:: EXERCISE AIM ::
Without including any images, reproduce each entry exactly.

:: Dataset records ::
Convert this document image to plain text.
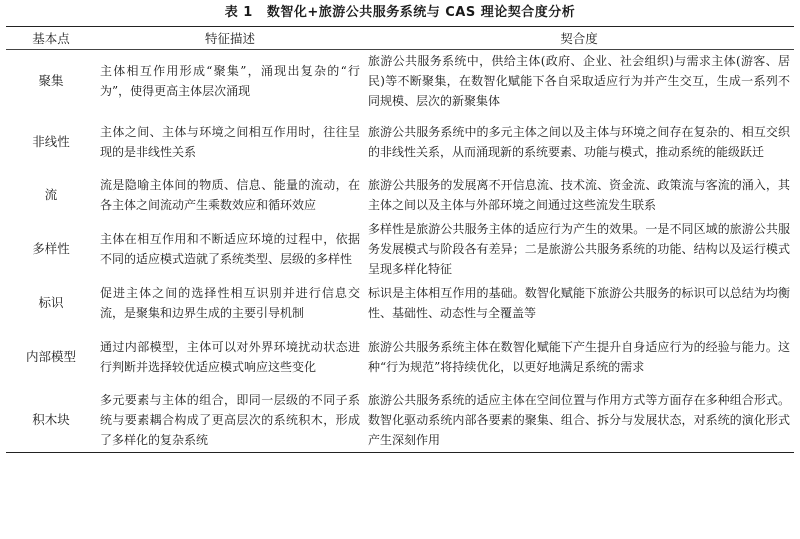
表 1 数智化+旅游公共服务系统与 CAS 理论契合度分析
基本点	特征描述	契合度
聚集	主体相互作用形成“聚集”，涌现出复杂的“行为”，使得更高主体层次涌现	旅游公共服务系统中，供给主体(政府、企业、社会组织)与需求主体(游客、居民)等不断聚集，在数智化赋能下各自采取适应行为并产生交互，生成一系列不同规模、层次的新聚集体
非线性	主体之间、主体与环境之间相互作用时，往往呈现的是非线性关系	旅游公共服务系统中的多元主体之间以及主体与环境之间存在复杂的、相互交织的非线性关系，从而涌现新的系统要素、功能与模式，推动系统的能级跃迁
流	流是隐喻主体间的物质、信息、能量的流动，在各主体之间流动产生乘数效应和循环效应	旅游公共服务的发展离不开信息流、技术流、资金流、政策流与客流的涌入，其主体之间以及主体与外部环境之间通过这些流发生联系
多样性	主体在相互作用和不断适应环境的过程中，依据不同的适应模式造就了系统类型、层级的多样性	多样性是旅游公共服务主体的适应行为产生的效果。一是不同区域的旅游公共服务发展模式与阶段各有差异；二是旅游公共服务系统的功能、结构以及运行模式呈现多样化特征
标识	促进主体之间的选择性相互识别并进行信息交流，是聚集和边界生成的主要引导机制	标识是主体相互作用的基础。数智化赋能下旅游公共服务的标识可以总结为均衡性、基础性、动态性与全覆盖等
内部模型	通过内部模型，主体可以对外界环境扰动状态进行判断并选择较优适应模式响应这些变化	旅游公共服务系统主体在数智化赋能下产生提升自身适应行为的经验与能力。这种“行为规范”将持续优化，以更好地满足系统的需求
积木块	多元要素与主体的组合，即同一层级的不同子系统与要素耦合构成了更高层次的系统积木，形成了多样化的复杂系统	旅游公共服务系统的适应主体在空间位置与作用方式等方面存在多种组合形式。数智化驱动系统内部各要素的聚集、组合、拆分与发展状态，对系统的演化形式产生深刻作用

:: EXPECTED ANSWER ::
Convert this document image to plain text.
表 1 数智化+旅游公共服务系统与 CAS 理论契合度分析
基本点	特征描述	契合度
聚集	主体相互作用形成“聚集”，涌现出复杂的“行为”，使得更高主体层次涌现	旅游公共服务系统中，供给主体(政府、企业、社会组织)与需求主体(游客、居民)等不断聚集，在数智化赋能下各自采取适应行为并产生交互，生成一系列不同规模、层次的新聚集体
非线性	主体之间、主体与环境之间相互作用时，往往呈现的是非线性关系	旅游公共服务系统中的多元主体之间以及主体与环境之间存在复杂的、相互交织的非线性关系，从而涌现新的系统要素、功能与模式，推动系统的能级跃迁
流	流是隐喻主体间的物质、信息、能量的流动，在各主体之间流动产生乘数效应和循环效应	旅游公共服务的发展离不开信息流、技术流、资金流、政策流与客流的涌入，其主体之间以及主体与外部环境之间通过这些流发生联系
多样性	主体在相互作用和不断适应环境的过程中，依据不同的适应模式造就了系统类型、层级的多样性	多样性是旅游公共服务主体的适应行为产生的效果。一是不同区域的旅游公共服务发展模式与阶段各有差异；二是旅游公共服务系统的功能、结构以及运行模式呈现多样化特征
标识	促进主体之间的选择性相互识别并进行信息交流，是聚集和边界生成的主要引导机制	标识是主体相互作用的基础。数智化赋能下旅游公共服务的标识可以总结为均衡性、基础性、动态性与全覆盖等
内部模型	通过内部模型，主体可以对外界环境扰动状态进行判断并选择较优适应模式响应这些变化	旅游公共服务系统主体在数智化赋能下产生提升自身适应行为的经验与能力。这种“行为规范”将持续优化，以更好地满足系统的需求
积木块	多元要素与主体的组合，即同一层级的不同子系统与要素耦合构成了更高层次的系统积木，形成了多样化的复杂系统	旅游公共服务系统的适应主体在空间位置与作用方式等方面存在多种组合形式。数智化驱动系统内部各要素的聚集、组合、拆分与发展状态，对系统的演化形式产生深刻作用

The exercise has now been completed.